Start of Reading text

FromBinary Method

DateTime.FromBinary Method

[ This article is for Windows Phone 8 developers. If you’re developing for Windows 10, see the latest documentation. ]

Deserializes a 64-bit binary value and recreates an original serialized DateTime object.

Namespace:  System
Assembly:  mscorlib (in mscorlib.dll)

public static DateTime FromBinary(
	long dateData


Type: System.Int64
A 64-bit signed integer that encodes the Kind property in a 2-bit field and the Ticks property in a 62-bit field.

Return Value

Type: System.DateTime
An object that is equivalent to the original DateTime object.


dateData is less than DateTime.MinValue or greater than DateTime.MaxValue.

Use the FromBinary method to restore the original value of a DateTime value that was converted to an Int64 value by the DateTime.ToBinary method.

Important noteImportant Note:

   In some cases, the DateTime value returned by the FromBinary method is not identical to the original DateTime value supplied to the DateTime.ToBinary method. For more information, see the next section, "Local Time Adjustment".

End of Reading text

Work instruction 1 —
According to the FromBinary documentation, how many bits of the 64-bit signed integer encode the Kind property?
Work instruction 2 —
Continue the FromBinary documentation from where it stops.

Start of Data provided

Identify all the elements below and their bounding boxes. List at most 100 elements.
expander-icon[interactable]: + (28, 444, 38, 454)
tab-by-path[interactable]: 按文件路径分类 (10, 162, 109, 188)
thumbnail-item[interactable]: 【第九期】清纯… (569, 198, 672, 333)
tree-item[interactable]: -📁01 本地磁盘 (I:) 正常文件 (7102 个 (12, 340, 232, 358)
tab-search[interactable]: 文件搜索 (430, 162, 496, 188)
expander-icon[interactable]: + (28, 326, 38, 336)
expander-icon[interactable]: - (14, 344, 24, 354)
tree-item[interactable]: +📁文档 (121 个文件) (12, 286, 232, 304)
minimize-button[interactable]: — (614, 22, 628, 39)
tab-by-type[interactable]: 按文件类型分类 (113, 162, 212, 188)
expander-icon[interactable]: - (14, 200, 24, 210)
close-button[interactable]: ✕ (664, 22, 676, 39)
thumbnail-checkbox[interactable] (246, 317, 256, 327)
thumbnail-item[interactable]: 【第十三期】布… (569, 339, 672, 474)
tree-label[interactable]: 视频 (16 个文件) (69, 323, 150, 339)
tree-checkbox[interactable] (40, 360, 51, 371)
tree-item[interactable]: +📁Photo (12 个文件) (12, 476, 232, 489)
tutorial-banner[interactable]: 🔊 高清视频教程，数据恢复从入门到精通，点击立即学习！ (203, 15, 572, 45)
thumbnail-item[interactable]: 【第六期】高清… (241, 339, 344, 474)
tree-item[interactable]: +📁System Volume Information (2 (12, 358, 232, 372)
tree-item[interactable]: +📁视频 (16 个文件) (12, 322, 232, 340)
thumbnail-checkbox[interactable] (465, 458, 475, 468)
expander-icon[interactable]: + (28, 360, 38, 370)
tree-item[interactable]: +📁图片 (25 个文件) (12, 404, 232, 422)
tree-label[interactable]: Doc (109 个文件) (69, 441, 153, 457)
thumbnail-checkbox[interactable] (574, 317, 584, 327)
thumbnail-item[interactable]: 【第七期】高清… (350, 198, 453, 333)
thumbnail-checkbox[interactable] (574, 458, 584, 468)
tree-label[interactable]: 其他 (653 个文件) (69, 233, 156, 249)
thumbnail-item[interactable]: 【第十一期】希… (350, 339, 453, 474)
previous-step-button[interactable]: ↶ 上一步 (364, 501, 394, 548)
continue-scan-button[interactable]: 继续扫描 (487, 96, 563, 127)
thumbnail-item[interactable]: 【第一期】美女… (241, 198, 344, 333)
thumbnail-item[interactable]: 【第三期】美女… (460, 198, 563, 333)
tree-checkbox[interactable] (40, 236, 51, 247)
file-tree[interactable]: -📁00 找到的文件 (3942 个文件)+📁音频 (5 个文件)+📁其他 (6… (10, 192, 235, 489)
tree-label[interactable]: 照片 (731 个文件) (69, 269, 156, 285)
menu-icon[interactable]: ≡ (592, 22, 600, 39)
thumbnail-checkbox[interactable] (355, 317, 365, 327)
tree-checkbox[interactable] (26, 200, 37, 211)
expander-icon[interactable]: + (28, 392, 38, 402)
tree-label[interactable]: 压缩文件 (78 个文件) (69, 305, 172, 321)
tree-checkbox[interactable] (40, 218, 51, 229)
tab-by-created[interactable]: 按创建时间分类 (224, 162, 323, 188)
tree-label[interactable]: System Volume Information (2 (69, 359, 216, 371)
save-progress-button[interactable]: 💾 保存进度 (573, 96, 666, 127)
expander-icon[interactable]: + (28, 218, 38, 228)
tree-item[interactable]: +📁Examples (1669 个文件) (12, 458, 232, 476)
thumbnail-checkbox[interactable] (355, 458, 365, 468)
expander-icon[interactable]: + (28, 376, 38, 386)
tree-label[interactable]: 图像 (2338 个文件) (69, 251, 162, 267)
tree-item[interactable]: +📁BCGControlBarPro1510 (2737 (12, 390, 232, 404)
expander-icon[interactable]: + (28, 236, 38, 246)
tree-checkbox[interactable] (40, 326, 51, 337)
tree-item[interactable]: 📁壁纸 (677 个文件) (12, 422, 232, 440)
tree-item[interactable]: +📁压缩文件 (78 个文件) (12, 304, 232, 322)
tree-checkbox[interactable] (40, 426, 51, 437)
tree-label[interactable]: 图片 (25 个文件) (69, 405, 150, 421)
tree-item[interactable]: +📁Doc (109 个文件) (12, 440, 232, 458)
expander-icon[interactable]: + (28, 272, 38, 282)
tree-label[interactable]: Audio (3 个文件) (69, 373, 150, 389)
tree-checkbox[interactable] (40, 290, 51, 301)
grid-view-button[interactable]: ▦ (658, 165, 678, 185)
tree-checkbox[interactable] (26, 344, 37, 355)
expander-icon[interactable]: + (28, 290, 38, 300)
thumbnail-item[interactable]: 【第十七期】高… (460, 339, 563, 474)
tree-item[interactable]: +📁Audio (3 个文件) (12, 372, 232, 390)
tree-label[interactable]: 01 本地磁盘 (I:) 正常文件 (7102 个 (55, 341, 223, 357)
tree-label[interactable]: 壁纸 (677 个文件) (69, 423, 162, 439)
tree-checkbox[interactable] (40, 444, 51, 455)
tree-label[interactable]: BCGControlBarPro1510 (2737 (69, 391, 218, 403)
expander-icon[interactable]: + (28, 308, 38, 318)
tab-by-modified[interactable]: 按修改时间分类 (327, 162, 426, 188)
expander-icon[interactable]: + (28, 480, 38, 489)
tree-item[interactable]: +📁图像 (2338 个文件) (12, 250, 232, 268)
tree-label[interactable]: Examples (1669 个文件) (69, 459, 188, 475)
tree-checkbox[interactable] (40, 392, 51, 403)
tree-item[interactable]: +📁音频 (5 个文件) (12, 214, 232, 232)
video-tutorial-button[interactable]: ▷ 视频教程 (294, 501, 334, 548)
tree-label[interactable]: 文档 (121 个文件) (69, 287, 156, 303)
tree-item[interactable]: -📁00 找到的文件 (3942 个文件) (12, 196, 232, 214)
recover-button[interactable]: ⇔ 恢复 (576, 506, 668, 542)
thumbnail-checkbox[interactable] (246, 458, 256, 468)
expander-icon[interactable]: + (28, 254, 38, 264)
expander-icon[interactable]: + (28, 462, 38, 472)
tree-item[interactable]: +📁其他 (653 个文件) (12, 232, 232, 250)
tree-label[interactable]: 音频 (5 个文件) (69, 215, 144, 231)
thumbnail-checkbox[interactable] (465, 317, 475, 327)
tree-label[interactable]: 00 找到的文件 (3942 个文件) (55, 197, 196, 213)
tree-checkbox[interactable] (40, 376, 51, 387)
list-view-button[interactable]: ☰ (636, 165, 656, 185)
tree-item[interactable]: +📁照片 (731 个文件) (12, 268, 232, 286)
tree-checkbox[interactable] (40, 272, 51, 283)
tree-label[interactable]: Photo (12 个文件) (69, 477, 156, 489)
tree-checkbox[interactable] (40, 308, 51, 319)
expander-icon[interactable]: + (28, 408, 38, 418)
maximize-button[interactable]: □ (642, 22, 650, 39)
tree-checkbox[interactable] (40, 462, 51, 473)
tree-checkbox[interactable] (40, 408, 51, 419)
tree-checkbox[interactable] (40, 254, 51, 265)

End of Data provided

Answer 1 —
Two bits, in a 2-bit field.

Answer 2 —
Local Time Adjustment

A local time, which is a Coordinated Universal Time adjusted to the local time zone, is represented by a DateTime value whose Kind property has the value Local. When restoring a local DateTime value from its Int64 equivalent, the FromBinary method may adjust the recreated value so that it is not equal to the original value. This can occur under the following conditions:

  • If a local DateTime object is serialized in one time zone by the DateTime.ToBinary method, and then deserialized in a different time zone by the FromBinary method, the local time represented by the resulting DateTime object is automatically adjusted to the second time zone.

    For example, consider a DateTime object that represents a local time of 3 P.M. A Web server application that is executing in the U.S. Pacific Time zone uses the DateTime.ToBinary method to convert that date and time to a binary value. A Windows Phone application that is executing in the U.S. Eastern Time zone then uses the FromBinary method to convert the binary value to a new DateTime object. The value of the new DateTime object is 6 P.M., which represents the same point in time as the original 3 P.M. value, but is adjusted to local time in the Eastern Time zone.

  • If the binary representation of a local DateTime value represents an invalid time in the local time zone of the system on which FromBinary is called, the time is adjusted so that it is valid.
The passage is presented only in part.